■ REQUIRED TASK: Convert the listing into a JSON list of strings, one string per line, from its first line through the line with "point-label: 4 bbox=[968, 479, 988, 524]". Leave out any blank lines.

■ SUPPLIED RECORDS:
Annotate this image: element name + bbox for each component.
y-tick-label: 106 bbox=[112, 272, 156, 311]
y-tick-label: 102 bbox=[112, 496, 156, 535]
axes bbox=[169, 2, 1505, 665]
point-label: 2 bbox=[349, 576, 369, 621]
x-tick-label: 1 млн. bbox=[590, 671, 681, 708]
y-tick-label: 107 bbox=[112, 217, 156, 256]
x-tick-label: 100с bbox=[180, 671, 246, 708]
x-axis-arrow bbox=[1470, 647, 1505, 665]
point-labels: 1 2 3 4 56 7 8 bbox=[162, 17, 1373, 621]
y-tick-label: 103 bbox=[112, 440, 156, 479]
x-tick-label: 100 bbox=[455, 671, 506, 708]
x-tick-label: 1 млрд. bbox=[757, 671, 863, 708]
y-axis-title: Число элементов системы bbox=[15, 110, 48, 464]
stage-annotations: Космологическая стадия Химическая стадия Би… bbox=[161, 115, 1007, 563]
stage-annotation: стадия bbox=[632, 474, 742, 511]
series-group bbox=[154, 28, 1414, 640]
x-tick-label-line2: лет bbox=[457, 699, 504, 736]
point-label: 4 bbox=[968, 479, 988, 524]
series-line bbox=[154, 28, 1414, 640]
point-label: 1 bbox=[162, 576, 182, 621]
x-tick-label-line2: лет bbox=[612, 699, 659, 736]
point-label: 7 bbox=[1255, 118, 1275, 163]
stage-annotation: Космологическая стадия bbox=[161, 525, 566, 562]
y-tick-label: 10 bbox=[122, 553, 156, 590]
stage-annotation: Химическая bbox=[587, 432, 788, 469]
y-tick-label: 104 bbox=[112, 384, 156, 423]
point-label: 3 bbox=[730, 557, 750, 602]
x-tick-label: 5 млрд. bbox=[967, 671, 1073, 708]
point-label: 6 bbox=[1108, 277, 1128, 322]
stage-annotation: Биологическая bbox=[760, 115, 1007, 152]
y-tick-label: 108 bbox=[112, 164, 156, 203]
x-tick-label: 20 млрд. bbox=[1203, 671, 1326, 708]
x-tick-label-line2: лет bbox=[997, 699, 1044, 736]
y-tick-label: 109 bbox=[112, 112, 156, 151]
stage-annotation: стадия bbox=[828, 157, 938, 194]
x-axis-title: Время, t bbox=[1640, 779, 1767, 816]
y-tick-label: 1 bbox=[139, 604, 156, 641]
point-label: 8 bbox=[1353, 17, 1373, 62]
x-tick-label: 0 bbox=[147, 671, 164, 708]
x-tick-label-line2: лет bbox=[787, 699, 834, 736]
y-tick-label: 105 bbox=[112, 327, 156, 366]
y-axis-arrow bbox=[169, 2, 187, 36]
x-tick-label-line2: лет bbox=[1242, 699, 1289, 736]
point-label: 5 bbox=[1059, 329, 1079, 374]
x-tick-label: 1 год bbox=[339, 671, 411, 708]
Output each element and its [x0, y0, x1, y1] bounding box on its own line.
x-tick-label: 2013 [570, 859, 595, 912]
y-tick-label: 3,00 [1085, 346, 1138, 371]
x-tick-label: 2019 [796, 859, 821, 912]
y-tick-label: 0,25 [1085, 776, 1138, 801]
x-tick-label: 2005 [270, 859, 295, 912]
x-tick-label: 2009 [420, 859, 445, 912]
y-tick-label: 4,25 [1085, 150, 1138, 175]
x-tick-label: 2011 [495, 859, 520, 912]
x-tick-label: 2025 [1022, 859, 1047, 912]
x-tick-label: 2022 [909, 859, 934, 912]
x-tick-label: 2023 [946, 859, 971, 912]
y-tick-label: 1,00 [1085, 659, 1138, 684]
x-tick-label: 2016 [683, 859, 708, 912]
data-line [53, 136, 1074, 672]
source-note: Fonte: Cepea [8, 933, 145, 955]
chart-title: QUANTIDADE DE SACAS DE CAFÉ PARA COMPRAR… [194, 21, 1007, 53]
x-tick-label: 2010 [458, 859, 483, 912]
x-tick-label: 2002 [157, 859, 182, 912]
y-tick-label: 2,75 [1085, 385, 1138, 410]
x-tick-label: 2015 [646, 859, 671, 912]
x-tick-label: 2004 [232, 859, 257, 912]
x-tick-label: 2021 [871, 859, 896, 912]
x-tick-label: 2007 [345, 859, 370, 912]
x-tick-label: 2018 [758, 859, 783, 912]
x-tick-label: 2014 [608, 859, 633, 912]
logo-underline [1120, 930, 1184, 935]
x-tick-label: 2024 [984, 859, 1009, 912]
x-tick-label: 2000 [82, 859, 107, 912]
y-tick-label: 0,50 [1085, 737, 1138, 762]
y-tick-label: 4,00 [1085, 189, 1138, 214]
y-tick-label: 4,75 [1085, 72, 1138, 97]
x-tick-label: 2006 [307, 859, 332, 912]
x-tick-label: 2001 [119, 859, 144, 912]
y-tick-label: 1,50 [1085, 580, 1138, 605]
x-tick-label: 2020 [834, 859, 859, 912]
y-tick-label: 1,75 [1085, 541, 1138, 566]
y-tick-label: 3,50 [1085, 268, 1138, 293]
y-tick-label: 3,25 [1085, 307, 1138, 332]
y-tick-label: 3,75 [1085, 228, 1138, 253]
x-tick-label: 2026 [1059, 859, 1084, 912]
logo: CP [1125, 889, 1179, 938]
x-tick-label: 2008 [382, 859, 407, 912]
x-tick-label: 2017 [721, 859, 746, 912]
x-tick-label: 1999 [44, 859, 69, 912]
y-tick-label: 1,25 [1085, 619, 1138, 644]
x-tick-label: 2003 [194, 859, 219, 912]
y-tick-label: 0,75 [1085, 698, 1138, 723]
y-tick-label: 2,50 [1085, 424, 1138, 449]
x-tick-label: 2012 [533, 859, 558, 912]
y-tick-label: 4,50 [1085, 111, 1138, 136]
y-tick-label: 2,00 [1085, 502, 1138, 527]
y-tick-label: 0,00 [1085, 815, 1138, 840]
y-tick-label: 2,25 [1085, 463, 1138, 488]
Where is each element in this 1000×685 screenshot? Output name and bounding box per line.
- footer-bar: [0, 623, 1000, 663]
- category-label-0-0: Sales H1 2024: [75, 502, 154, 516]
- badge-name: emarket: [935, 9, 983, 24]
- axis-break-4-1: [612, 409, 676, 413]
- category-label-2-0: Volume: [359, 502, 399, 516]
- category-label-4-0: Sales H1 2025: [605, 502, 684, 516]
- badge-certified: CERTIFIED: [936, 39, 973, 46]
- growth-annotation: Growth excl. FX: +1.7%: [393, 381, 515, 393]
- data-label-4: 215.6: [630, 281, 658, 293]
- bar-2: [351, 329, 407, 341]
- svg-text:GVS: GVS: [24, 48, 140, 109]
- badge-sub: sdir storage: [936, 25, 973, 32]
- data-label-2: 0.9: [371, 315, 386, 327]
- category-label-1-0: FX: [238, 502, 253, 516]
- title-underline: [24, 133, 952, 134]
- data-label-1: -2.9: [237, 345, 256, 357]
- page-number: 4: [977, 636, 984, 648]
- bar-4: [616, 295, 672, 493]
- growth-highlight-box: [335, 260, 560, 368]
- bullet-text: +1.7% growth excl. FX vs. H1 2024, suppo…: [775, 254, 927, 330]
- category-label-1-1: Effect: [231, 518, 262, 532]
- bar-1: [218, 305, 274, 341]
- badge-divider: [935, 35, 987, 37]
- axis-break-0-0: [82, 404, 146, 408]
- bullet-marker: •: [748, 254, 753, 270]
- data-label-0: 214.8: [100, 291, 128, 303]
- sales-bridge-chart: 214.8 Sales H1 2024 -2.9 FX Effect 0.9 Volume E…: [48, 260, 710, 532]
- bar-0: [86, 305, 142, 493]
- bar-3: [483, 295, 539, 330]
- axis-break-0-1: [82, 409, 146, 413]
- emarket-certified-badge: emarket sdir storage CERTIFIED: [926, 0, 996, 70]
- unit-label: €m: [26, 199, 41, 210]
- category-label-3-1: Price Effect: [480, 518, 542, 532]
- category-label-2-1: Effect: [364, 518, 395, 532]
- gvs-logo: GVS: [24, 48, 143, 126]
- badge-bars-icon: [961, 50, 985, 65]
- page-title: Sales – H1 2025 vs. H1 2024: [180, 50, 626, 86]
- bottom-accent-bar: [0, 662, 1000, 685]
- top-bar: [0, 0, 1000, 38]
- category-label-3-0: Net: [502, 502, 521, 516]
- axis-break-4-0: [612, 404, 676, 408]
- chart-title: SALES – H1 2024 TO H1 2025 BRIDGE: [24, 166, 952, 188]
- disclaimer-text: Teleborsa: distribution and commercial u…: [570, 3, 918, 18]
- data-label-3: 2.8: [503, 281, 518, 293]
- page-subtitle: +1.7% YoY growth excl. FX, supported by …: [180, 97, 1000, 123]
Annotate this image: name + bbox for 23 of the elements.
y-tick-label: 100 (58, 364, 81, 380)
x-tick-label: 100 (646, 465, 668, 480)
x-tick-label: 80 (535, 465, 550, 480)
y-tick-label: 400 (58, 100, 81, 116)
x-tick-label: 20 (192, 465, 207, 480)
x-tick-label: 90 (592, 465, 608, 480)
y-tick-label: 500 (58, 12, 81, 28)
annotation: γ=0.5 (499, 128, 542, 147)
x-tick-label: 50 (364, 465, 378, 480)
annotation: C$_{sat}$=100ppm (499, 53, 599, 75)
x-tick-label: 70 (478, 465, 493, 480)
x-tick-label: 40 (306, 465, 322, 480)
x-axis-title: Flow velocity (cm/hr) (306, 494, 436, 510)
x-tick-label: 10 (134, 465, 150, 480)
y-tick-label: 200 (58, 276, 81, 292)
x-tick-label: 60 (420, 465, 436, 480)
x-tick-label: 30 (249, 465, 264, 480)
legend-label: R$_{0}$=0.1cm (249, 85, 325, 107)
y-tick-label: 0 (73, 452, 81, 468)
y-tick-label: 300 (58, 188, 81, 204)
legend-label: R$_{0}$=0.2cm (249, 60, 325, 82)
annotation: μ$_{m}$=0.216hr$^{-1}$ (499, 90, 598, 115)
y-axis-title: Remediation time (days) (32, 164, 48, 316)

■ WORKED SOLUTION:
[
  "Annotate this image: element name + bbox for each component.",
  "y-tick-label: 106 bbox=[112, 272, 156, 311]",
  "y-tick-label: 102 bbox=[112, 496, 156, 535]",
  "axes bbox=[169, 2, 1505, 665]",
  "point-label: 2 bbox=[349, 576, 369, 621]",
  "x-tick-label: 1 млн. bbox=[590, 671, 681, 708]",
  "y-tick-label: 107 bbox=[112, 217, 156, 256]",
  "x-tick-label: 100с bbox=[180, 671, 246, 708]",
  "x-axis-arrow bbox=[1470, 647, 1505, 665]",
  "point-labels: 1 2 3 4 56 7 8 bbox=[162, 17, 1373, 621]",
  "y-tick-label: 103 bbox=[112, 440, 156, 479]",
  "x-tick-label: 100 bbox=[455, 671, 506, 708]",
  "x-tick-label: 1 млрд. bbox=[757, 671, 863, 708]",
  "y-axis-title: Число элементов системы bbox=[15, 110, 48, 464]",
  "stage-annotations: Космологическая стадия Химическая стадия Би… bbox=[161, 115, 1007, 563]",
  "stage-annotation: стадия bbox=[632, 474, 742, 511]",
  "series-group bbox=[154, 28, 1414, 640]",
  "x-tick-label-line2: лет bbox=[457, 699, 504, 736]",
  "point-label: 4 bbox=[968, 479, 988, 524]"
]